-- Begin --

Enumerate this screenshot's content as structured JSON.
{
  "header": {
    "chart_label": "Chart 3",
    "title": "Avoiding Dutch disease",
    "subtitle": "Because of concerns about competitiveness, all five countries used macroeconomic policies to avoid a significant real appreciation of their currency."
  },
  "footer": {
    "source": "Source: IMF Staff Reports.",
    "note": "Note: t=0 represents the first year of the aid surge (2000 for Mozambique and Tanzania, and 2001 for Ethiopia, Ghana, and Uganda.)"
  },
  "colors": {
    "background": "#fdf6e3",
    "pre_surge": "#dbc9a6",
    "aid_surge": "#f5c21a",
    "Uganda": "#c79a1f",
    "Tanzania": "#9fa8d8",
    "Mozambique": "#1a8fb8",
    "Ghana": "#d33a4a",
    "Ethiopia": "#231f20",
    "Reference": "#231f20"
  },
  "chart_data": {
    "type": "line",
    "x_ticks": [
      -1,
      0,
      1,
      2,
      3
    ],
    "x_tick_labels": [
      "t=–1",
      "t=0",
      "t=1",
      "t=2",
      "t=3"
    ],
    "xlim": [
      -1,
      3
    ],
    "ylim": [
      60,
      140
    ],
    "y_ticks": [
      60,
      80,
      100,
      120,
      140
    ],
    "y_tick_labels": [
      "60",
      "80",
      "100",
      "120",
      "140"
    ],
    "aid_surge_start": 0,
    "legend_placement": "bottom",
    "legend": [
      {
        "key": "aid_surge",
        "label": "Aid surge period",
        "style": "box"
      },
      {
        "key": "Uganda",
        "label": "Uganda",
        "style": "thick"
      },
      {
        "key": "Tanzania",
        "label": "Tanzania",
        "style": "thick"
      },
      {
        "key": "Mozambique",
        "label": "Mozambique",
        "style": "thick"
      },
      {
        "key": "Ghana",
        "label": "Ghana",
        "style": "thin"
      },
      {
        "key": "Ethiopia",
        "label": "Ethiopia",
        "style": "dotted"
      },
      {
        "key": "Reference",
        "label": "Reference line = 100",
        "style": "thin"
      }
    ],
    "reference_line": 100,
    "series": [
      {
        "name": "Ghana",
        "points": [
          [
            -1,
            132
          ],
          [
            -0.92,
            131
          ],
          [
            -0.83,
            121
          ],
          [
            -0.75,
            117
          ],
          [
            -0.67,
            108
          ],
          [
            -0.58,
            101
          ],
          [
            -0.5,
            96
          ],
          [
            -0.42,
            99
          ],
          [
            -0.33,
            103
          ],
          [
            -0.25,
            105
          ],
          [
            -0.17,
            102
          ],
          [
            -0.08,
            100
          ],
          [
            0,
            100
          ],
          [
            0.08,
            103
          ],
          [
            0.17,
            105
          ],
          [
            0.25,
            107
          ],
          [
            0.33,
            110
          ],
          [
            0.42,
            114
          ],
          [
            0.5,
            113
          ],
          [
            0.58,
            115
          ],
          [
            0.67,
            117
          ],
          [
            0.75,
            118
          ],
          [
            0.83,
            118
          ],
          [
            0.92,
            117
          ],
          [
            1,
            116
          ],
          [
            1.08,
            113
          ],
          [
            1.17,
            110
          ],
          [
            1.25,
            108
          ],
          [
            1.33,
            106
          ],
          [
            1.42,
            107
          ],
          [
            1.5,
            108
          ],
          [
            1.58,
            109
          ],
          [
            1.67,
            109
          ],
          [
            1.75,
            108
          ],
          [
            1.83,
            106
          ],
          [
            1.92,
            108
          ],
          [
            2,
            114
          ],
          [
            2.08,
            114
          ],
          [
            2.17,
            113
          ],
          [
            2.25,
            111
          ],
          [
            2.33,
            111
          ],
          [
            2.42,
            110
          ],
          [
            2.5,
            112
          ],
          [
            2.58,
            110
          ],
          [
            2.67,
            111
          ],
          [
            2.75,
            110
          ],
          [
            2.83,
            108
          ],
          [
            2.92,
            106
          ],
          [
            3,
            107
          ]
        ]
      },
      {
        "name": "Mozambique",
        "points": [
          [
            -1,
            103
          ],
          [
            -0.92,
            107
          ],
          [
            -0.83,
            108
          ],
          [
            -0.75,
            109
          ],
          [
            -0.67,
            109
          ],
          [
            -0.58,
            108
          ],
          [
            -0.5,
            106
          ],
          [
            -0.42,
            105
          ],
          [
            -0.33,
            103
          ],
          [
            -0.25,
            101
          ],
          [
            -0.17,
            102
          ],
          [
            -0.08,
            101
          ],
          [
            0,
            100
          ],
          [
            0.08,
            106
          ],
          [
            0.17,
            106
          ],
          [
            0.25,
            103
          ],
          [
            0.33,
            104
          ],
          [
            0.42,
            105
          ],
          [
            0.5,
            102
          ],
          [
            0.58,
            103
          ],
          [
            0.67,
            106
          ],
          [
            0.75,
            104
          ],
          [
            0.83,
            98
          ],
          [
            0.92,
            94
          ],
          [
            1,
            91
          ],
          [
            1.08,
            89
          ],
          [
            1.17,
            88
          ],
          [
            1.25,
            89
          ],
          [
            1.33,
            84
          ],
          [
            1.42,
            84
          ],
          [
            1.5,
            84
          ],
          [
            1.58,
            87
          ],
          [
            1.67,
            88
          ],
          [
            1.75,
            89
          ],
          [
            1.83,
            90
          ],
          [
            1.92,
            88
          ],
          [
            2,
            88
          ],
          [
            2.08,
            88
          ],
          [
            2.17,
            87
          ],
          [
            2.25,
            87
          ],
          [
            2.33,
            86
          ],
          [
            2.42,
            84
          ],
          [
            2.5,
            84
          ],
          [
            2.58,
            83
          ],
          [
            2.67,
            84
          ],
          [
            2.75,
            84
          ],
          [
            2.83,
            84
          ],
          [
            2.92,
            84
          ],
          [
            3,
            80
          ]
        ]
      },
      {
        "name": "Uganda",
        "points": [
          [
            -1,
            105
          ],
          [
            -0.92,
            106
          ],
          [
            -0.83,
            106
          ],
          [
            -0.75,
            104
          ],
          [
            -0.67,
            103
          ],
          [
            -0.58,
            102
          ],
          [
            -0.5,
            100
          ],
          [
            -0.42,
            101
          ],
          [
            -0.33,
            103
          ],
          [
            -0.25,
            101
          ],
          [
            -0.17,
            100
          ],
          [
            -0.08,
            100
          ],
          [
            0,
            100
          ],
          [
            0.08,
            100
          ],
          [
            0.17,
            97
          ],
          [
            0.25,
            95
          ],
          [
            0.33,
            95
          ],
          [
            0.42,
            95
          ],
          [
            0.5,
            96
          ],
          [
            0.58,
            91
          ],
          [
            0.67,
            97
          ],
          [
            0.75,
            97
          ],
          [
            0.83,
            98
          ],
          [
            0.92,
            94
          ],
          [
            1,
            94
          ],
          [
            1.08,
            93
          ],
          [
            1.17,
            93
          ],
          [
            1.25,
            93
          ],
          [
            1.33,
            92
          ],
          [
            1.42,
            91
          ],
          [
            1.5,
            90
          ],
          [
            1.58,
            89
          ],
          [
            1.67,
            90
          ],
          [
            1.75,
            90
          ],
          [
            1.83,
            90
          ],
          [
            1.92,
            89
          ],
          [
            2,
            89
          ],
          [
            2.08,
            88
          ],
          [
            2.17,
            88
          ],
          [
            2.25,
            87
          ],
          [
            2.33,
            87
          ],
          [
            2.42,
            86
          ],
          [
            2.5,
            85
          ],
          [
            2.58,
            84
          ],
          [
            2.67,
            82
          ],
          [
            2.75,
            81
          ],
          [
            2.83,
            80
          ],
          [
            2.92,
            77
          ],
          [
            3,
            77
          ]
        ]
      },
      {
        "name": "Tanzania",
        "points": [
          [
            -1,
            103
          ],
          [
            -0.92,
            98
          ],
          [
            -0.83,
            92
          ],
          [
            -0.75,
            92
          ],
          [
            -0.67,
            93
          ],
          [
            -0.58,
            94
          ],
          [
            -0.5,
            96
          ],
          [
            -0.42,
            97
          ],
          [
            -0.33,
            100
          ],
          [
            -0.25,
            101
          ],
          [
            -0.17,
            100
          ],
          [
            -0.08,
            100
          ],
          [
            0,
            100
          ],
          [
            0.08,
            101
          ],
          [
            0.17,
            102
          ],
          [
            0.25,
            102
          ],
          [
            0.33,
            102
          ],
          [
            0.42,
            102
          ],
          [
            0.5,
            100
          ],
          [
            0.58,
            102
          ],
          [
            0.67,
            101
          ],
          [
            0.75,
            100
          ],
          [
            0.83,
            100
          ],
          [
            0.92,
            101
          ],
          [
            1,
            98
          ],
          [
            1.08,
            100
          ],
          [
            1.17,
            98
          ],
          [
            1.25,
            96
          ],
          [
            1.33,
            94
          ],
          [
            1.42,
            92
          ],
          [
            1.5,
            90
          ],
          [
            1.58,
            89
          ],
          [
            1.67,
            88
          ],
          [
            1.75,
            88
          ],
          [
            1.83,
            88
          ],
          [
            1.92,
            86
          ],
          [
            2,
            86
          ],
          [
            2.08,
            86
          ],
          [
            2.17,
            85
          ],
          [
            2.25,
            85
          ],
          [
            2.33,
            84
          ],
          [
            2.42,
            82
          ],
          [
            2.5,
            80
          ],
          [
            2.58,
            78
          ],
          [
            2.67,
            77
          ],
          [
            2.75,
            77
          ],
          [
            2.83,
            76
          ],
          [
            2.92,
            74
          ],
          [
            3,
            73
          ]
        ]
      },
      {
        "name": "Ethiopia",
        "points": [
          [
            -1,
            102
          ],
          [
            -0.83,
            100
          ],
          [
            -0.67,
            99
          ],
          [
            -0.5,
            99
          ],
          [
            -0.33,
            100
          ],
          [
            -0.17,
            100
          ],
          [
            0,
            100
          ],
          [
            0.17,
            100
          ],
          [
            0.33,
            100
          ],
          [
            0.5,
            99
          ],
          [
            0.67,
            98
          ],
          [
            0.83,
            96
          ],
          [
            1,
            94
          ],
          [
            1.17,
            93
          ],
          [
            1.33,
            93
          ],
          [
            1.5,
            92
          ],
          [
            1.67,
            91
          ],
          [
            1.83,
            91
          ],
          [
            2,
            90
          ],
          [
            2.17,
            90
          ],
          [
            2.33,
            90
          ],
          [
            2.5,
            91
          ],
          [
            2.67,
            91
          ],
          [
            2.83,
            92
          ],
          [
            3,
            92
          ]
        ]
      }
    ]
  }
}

-- End --

Short exercise:
In the entries above, identify every line with the word "Tanzania". Copy those lines.

Exercise answer:
    "note": "Note: t=0 represents the first year of the aid surge (2000 for Mozambique and Tanzania, and 2001 for Ethiopia, Ghana, and Uganda.)"
    "Tanzania": "#9fa8d8",
        "key": "Tanzania",
        "label": "Tanzania",
        "name": "Tanzania",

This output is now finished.